Records from a data source:
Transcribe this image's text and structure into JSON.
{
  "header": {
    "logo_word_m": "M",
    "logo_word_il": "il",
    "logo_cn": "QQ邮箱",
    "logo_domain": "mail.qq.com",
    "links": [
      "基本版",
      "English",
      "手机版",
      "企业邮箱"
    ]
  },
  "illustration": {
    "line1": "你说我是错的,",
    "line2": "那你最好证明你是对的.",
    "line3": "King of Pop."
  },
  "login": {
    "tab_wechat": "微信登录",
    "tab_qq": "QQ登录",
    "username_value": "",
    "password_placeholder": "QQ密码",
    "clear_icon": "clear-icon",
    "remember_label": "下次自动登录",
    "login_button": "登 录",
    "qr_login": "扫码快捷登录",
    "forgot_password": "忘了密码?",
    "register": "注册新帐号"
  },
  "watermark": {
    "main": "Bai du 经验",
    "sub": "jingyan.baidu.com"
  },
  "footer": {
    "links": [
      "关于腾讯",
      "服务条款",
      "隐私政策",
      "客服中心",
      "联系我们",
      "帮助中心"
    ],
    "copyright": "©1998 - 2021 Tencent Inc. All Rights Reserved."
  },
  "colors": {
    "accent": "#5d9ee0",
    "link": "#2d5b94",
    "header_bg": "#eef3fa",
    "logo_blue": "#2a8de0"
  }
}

▶ _Exercise goal_:
Set every line of the listing down word for word.

▶ _Result for this exercise_:
Transcribe this image's text and structure into JSON.
{
  "header": {
    "logo_word_m": "M",
    "logo_word_il": "il",
    "logo_cn": "QQ邮箱",
    "logo_domain": "mail.qq.com",
    "links": [
      "基本版",
      "English",
      "手机版",
      "企业邮箱"
    ]
  },
  "illustration": {
    "line1": "你说我是错的,",
    "line2": "那你最好证明你是对的.",
    "line3": "King of Pop."
  },
  "login": {
    "tab_wechat": "微信登录",
    "tab_qq": "QQ登录",
    "username_value": "",
    "password_placeholder": "QQ密码",
    "clear_icon": "clear-icon",
    "remember_label": "下次自动登录",
    "login_button": "登 录",
    "qr_login": "扫码快捷登录",
    "forgot_password": "忘了密码?",
    "register": "注册新帐号"
  },
  "watermark": {
    "main": "Bai du 经验",
    "sub": "jingyan.baidu.com"
  },
  "footer": {
    "links": [
      "关于腾讯",
      "服务条款",
      "隐私政策",
      "客服中心",
      "联系我们",
      "帮助中心"
    ],
    "copyright": "©1998 - 2021 Tencent Inc. All Rights Reserved."
  },
  "colors": {
    "accent": "#5d9ee0",
    "link": "#2d5b94",
    "header_bg": "#eef3fa",
    "logo_blue": "#2a8de0"
  }
}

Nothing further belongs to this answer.